What you have to do. Could you output every record below exactly as it appears?

Data listing.
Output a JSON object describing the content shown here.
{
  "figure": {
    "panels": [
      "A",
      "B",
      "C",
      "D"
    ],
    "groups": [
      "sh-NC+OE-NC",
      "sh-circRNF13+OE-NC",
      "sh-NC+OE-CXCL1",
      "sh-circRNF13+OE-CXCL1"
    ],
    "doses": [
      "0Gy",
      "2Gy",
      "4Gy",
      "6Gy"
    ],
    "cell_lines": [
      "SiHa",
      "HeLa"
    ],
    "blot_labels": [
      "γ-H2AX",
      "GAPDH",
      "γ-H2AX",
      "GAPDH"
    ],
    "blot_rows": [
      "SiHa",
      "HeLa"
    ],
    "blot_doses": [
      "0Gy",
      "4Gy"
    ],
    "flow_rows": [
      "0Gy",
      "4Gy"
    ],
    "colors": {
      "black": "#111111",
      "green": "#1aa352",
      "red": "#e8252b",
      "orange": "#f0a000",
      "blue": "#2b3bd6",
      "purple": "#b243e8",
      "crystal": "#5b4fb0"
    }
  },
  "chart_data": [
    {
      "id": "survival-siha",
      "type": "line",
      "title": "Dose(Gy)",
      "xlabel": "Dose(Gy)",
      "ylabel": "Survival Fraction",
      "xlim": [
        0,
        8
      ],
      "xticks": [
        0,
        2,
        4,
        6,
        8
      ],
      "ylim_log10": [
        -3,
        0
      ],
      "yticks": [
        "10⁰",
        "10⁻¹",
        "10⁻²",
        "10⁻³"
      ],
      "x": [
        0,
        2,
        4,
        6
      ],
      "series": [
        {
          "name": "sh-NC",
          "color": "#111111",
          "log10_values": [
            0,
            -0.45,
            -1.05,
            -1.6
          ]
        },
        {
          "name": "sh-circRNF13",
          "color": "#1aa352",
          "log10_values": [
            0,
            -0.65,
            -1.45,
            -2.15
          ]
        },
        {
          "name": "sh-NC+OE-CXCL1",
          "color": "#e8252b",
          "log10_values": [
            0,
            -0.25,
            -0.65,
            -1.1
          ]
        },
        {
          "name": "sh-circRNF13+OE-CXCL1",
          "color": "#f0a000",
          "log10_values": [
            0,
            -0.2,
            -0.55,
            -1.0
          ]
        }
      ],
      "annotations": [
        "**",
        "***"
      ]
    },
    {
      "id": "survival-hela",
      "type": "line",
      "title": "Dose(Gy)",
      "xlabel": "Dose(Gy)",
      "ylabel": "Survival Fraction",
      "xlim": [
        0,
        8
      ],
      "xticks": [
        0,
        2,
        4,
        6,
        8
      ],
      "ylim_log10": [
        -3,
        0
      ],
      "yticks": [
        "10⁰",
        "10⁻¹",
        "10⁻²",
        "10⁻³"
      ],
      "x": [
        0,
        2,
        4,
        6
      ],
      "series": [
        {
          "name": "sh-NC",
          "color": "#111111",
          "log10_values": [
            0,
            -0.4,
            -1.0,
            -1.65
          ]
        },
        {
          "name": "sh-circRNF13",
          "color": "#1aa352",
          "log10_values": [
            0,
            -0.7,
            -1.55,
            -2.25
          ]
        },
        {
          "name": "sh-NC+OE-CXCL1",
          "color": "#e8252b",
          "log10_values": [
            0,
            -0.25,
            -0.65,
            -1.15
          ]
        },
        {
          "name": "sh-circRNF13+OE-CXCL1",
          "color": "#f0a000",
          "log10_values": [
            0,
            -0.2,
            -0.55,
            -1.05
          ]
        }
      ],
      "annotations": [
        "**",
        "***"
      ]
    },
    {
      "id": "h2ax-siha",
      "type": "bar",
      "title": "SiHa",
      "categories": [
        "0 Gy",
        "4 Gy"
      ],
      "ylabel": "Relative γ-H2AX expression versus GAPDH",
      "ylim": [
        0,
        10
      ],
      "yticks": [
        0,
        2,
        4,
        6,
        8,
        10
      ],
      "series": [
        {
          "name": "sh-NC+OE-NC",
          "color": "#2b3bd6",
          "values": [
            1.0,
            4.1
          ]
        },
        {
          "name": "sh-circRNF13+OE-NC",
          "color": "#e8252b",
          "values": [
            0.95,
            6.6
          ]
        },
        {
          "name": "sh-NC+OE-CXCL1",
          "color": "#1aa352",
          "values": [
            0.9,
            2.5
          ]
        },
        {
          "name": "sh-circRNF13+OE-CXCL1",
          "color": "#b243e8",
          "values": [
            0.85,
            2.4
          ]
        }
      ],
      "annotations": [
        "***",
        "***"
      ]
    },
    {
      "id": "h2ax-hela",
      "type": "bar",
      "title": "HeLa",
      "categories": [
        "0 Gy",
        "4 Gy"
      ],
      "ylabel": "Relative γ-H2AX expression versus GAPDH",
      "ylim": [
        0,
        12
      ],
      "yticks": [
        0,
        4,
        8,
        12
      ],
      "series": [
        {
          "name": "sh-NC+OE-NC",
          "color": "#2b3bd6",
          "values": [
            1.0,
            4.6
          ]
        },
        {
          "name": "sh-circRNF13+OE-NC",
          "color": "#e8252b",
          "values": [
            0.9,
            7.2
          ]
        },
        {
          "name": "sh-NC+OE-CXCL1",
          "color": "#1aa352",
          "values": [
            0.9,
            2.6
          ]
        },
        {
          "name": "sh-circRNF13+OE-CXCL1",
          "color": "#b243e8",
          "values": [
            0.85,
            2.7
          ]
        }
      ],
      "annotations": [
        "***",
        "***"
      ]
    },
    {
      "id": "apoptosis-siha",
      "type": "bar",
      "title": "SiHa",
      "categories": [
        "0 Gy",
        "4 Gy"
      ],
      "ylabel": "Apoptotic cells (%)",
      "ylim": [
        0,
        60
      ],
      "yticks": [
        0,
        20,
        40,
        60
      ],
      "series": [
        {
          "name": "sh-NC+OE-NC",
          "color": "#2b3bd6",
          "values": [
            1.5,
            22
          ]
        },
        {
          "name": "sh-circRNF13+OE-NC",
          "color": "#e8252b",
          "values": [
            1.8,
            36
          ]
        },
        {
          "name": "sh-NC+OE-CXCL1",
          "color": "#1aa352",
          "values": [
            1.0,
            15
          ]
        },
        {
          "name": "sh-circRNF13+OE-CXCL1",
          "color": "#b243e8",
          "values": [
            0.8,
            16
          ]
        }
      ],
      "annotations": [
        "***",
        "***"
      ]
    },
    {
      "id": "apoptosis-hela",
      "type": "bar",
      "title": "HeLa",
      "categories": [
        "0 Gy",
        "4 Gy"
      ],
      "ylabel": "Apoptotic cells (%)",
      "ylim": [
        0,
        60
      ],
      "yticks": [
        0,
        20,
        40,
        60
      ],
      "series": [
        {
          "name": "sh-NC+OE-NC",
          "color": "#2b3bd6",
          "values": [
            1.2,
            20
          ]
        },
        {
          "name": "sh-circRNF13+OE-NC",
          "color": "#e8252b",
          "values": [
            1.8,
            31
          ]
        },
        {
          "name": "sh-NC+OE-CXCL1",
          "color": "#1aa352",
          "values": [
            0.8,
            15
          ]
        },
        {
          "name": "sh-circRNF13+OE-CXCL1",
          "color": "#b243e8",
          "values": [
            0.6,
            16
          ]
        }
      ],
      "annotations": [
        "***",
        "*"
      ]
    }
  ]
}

Written response.
Output a JSON object describing the content shown here.
{
  "figure": {
    "panels": [
      "A",
      "B",
      "C",
      "D"
    ],
    "groups": [
      "sh-NC+OE-NC",
      "sh-circRNF13+OE-NC",
      "sh-NC+OE-CXCL1",
      "sh-circRNF13+OE-CXCL1"
    ],
    "doses": [
      "0Gy",
      "2Gy",
      "4Gy",
      "6Gy"
    ],
    "cell_lines": [
      "SiHa",
      "HeLa"
    ],
    "blot_labels": [
      "γ-H2AX",
      "GAPDH",
      "γ-H2AX",
      "GAPDH"
    ],
    "blot_rows": [
      "SiHa",
      "HeLa"
    ],
    "blot_doses": [
      "0Gy",
      "4Gy"
    ],
    "flow_rows": [
      "0Gy",
      "4Gy"
    ],
    "colors": {
      "black": "#111111",
      "green": "#1aa352",
      "red": "#e8252b",
      "orange": "#f0a000",
      "blue": "#2b3bd6",
      "purple": "#b243e8",
      "crystal": "#5b4fb0"
    }
  },
  "chart_data": [
    {
      "id": "survival-siha",
      "type": "line",
      "title": "Dose(Gy)",
      "xlabel": "Dose(Gy)",
      "ylabel": "Survival Fraction",
      "xlim": [
        0,
        8
      ],
      "xticks": [
        0,
        2,
        4,
        6,
        8
      ],
      "ylim_log10": [
        -3,
        0
      ],
      "yticks": [
        "10⁰",
        "10⁻¹",
        "10⁻²",
        "10⁻³"
      ],
      "x": [
        0,
        2,
        4,
        6
      ],
      "series": [
        {
          "name": "sh-NC",
          "color": "#111111",
          "log10_values": [
            0,
            -0.45,
            -1.05,
            -1.6
          ]
        },
        {
          "name": "sh-circRNF13",
          "color": "#1aa352",
          "log10_values": [
            0,
            -0.65,
            -1.45,
            -2.15
          ]
        },
        {
          "name": "sh-NC+OE-CXCL1",
          "color": "#e8252b",
          "log10_values": [
            0,
            -0.25,
            -0.65,
            -1.1
          ]
        },
        {
          "name": "sh-circRNF13+OE-CXCL1",
          "color": "#f0a000",
          "log10_values": [
            0,
            -0.2,
            -0.55,
            -1.0
          ]
        }
      ],
      "annotations": [
        "**",
        "***"
      ]
    },
    {
      "id": "survival-hela",
      "type": "line",
      "title": "Dose(Gy)",
      "xlabel": "Dose(Gy)",
      "ylabel": "Survival Fraction",
      "xlim": [
        0,
        8
      ],
      "xticks": [
        0,
        2,
        4,
        6,
        8
      ],
      "ylim_log10": [
        -3,
        0
      ],
      "yticks": [
        "10⁰",
        "10⁻¹",
        "10⁻²",
        "10⁻³"
      ],
      "x": [
        0,
        2,
        4,
        6
      ],
      "series": [
        {
          "name": "sh-NC",
          "color": "#111111",
          "log10_values": [
            0,
            -0.4,
            -1.0,
            -1.65
          ]
        },
        {
          "name": "sh-circRNF13",
          "color": "#1aa352",
          "log10_values": [
            0,
            -0.7,
            -1.55,
            -2.25
          ]
        },
        {
          "name": "sh-NC+OE-CXCL1",
          "color": "#e8252b",
          "log10_values": [
            0,
            -0.25,
            -0.65,
            -1.15
          ]
        },
        {
          "name": "sh-circRNF13+OE-CXCL1",
          "color": "#f0a000",
          "log10_values": [
            0,
            -0.2,
            -0.55,
            -1.05
          ]
        }
      ],
      "annotations": [
        "**",
        "***"
      ]
    },
    {
      "id": "h2ax-siha",
      "type": "bar",
      "title": "SiHa",
      "categories": [
        "0 Gy",
        "4 Gy"
      ],
      "ylabel": "Relative γ-H2AX expression versus GAPDH",
      "ylim": [
        0,
        10
      ],
      "yticks": [
        0,
        2,
        4,
        6,
        8,
        10
      ],
      "series": [
        {
          "name": "sh-NC+OE-NC",
          "color": "#2b3bd6",
          "values": [
            1.0,
            4.1
          ]
        },
        {
          "name": "sh-circRNF13+OE-NC",
          "color": "#e8252b",
          "values": [
            0.95,
            6.6
          ]
        },
        {
          "name": "sh-NC+OE-CXCL1",
          "color": "#1aa352",
          "values": [
            0.9,
            2.5
          ]
        },
        {
          "name": "sh-circRNF13+OE-CXCL1",
          "color": "#b243e8",
          "values": [
            0.85,
            2.4
          ]
        }
      ],
      "annotations": [
        "***",
        "***"
      ]
    },
    {
      "id": "h2ax-hela",
      "type": "bar",
      "title": "HeLa",
      "categories": [
        "0 Gy",
        "4 Gy"
      ],
      "ylabel": "Relative γ-H2AX expression versus GAPDH",
      "ylim": [
        0,
        12
      ],
      "yticks": [
        0,
        4,
        8,
        12
      ],
      "series": [
        {
          "name": "sh-NC+OE-NC",
          "color": "#2b3bd6",
          "values": [
            1.0,
            4.6
          ]
        },
        {
          "name": "sh-circRNF13+OE-NC",
          "color": "#e8252b",
          "values": [
            0.9,
            7.2
          ]
        },
        {
          "name": "sh-NC+OE-CXCL1",
          "color": "#1aa352",
          "values": [
            0.9,
            2.6
          ]
        },
        {
          "name": "sh-circRNF13+OE-CXCL1",
          "color": "#b243e8",
          "values": [
            0.85,
            2.7
          ]
        }
      ],
      "annotations": [
        "***",
        "***"
      ]
    },
    {
      "id": "apoptosis-siha",
      "type": "bar",
      "title": "SiHa",
      "categories": [
        "0 Gy",
        "4 Gy"
      ],
      "ylabel": "Apoptotic cells (%)",
      "ylim": [
        0,
        60
      ],
      "yticks": [
        0,
        20,
        40,
        60
      ],
      "series": [
        {
          "name": "sh-NC+OE-NC",
          "color": "#2b3bd6",
          "values": [
            1.5,
            22
          ]
        },
        {
          "name": "sh-circRNF13+OE-NC",
          "color": "#e8252b",
          "values": [
            1.8,
            36
          ]
        },
        {
          "name": "sh-NC+OE-CXCL1",
          "color": "#1aa352",
          "values": [
            1.0,
            15
          ]
        },
        {
          "name": "sh-circRNF13+OE-CXCL1",
          "color": "#b243e8",
          "values": [
            0.8,
            16
          ]
        }
      ],
      "annotations": [
        "***",
        "***"
      ]
    },
    {
      "id": "apoptosis-hela",
      "type": "bar",
      "title": "HeLa",
      "categories": [
        "0 Gy",
        "4 Gy"
      ],
      "ylabel": "Apoptotic cells (%)",
      "ylim": [
        0,
        60
      ],
      "yticks": [
        0,
        20,
        40,
        60
      ],
      "series": [
        {
          "name": "sh-NC+OE-NC",
          "color": "#2b3bd6",
          "values": [
            1.2,
            20
          ]
        },
        {
          "name": "sh-circRNF13+OE-NC",
          "color": "#e8252b",
          "values": [
            1.8,
            31
          ]
        },
        {
          "name": "sh-NC+OE-CXCL1",
          "color": "#1aa352",
          "values": [
            0.8,
            15
          ]
        },
        {
          "name": "sh-circRNF13+OE-CXCL1",
          "color": "#b243e8",
          "values": [
            0.6,
            16
          ]
        }
      ],
      "annotations": [
        "***",
        "*"
      ]
    }
  ]
}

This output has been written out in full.